What is asked> Repeat the entries below exactly as they appear, with no pictures.

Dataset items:
--

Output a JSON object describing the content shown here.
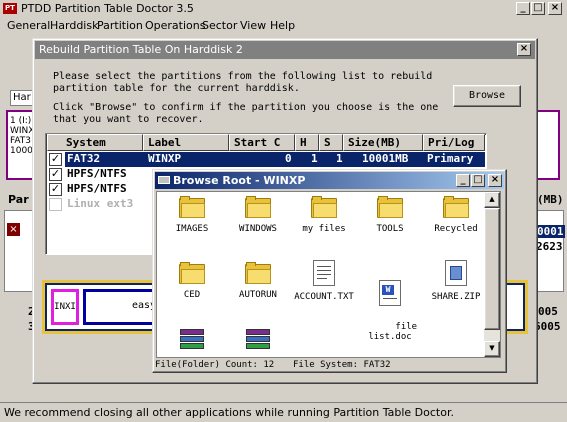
{
  "app": {
    "title": "PTDD Partition Table Doctor 3.5",
    "menu": [
      "General",
      "Harddisk",
      "Partition",
      "Operations",
      "Sector",
      "View",
      "Help"
    ]
  },
  "background": {
    "tab_label": "Har",
    "left_panel_lines": [
      "1 (I:)",
      "WINX",
      "FAT3",
      "1000"
    ],
    "par_label": "Par",
    "mb_label": "(MB)",
    "right_numbers": [
      "0001",
      "2623"
    ],
    "bottom_left": [
      "2",
      "3"
    ],
    "bottom_right": [
      "005",
      "6005"
    ],
    "strip_label": "INXI",
    "strip_text": "easy"
  },
  "dialog": {
    "title": "Rebuild Partition Table On Harddisk 2",
    "instructions_1": "Please select the partitions from the following list to rebuild\npartition table for the current harddisk.",
    "instructions_2": "Click \"Browse\" to confirm if the partition you choose is the one\nthat you want to recover.",
    "browse_button": "Browse",
    "columns": [
      "System",
      "Label",
      "Start C",
      "H",
      "S",
      "Size(MB)",
      "Pri/Log"
    ],
    "rows": [
      {
        "checked": true,
        "system": "FAT32",
        "label": "WINXP",
        "start_c": "0",
        "h": "1",
        "s": "1",
        "size": "10001MB",
        "type": "Primary",
        "selected": true
      },
      {
        "checked": true,
        "system": "HPFS/NTFS",
        "label": "",
        "start_c": "",
        "h": "",
        "s": "",
        "size": "",
        "type": "",
        "selected": false
      },
      {
        "checked": true,
        "system": "HPFS/NTFS",
        "label": "",
        "start_c": "",
        "h": "",
        "s": "",
        "size": "",
        "type": "",
        "selected": false
      },
      {
        "checked": false,
        "system": "Linux ext3",
        "label": "",
        "start_c": "",
        "h": "",
        "s": "",
        "size": "",
        "type": "",
        "selected": false
      }
    ]
  },
  "browse_window": {
    "title": "Browse Root - WINXP",
    "items": [
      {
        "name": "IMAGES",
        "icon": "folder-icon"
      },
      {
        "name": "WINDOWS",
        "icon": "folder-icon"
      },
      {
        "name": "my files",
        "icon": "folder-icon"
      },
      {
        "name": "TOOLS",
        "icon": "folder-icon"
      },
      {
        "name": "Recycled",
        "icon": "folder-icon"
      },
      {
        "name": "CED",
        "icon": "folder-icon"
      },
      {
        "name": "AUTORUN",
        "icon": "folder-icon"
      },
      {
        "name": "ACCOUNT.TXT",
        "icon": "text-file-icon"
      },
      {
        "name": "file\nlist.doc",
        "icon": "word-document-icon"
      },
      {
        "name": "SHARE.ZIP",
        "icon": "zip-file-icon"
      },
      {
        "name": "",
        "icon": "rar-archive-icon"
      },
      {
        "name": "",
        "icon": "rar-archive-icon"
      }
    ],
    "status_count_label": "File(Folder) Count: 12",
    "status_fs_label": "File System:  FAT32"
  },
  "status_bar": {
    "text": "We recommend closing all other applications while running Partition Table Doctor."
  },
  "colors": {
    "selection": "#0a246a",
    "window_bg": "#d4d0c8",
    "title_active": "#0a246a",
    "title_inactive": "#808080"
  }
}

--

Task solution>
Output a JSON object describing the content shown here.
{
  "app": {
    "title": "PTDD Partition Table Doctor 3.5",
    "menu": [
      "General",
      "Harddisk",
      "Partition",
      "Operations",
      "Sector",
      "View",
      "Help"
    ]
  },
  "background": {
    "tab_label": "Har",
    "left_panel_lines": [
      "1 (I:)",
      "WINX",
      "FAT3",
      "1000"
    ],
    "par_label": "Par",
    "mb_label": "(MB)",
    "right_numbers": [
      "0001",
      "2623"
    ],
    "bottom_left": [
      "2",
      "3"
    ],
    "bottom_right": [
      "005",
      "6005"
    ],
    "strip_label": "INXI",
    "strip_text": "easy"
  },
  "dialog": {
    "title": "Rebuild Partition Table On Harddisk 2",
    "instructions_1": "Please select the partitions from the following list to rebuild\npartition table for the current harddisk.",
    "instructions_2": "Click \"Browse\" to confirm if the partition you choose is the one\nthat you want to recover.",
    "browse_button": "Browse",
    "columns": [
      "System",
      "Label",
      "Start C",
      "H",
      "S",
      "Size(MB)",
      "Pri/Log"
    ],
    "rows": [
      {
        "checked": true,
        "system": "FAT32",
        "label": "WINXP",
        "start_c": "0",
        "h": "1",
        "s": "1",
        "size": "10001MB",
        "type": "Primary",
        "selected": true
      },
      {
        "checked": true,
        "system": "HPFS/NTFS",
        "label": "",
        "start_c": "",
        "h": "",
        "s": "",
        "size": "",
        "type": "",
        "selected": false
      },
      {
        "checked": true,
        "system": "HPFS/NTFS",
        "label": "",
        "start_c": "",
        "h": "",
        "s": "",
        "size": "",
        "type": "",
        "selected": false
      },
      {
        "checked": false,
        "system": "Linux ext3",
        "label": "",
        "start_c": "",
        "h": "",
        "s": "",
        "size": "",
        "type": "",
        "selected": false
      }
    ]
  },
  "browse_window": {
    "title": "Browse Root - WINXP",
    "items": [
      {
        "name": "IMAGES",
        "icon": "folder-icon"
      },
      {
        "name": "WINDOWS",
        "icon": "folder-icon"
      },
      {
        "name": "my files",
        "icon": "folder-icon"
      },
      {
        "name": "TOOLS",
        "icon": "folder-icon"
      },
      {
        "name": "Recycled",
        "icon": "folder-icon"
      },
      {
        "name": "CED",
        "icon": "folder-icon"
      },
      {
        "name": "AUTORUN",
        "icon": "folder-icon"
      },
      {
        "name": "ACCOUNT.TXT",
        "icon": "text-file-icon"
      },
      {
        "name": "file\nlist.doc",
        "icon": "word-document-icon"
      },
      {
        "name": "SHARE.ZIP",
        "icon": "zip-file-icon"
      },
      {
        "name": "",
        "icon": "rar-archive-icon"
      },
      {
        "name": "",
        "icon": "rar-archive-icon"
      }
    ],
    "status_count_label": "File(Folder) Count: 12",
    "status_fs_label": "File System:  FAT32"
  },
  "status_bar": {
    "text": "We recommend closing all other applications while running Partition Table Doctor."
  },
  "colors": {
    "selection": "#0a246a",
    "window_bg": "#d4d0c8",
    "title_active": "#0a246a",
    "title_inactive": "#808080"
  }
}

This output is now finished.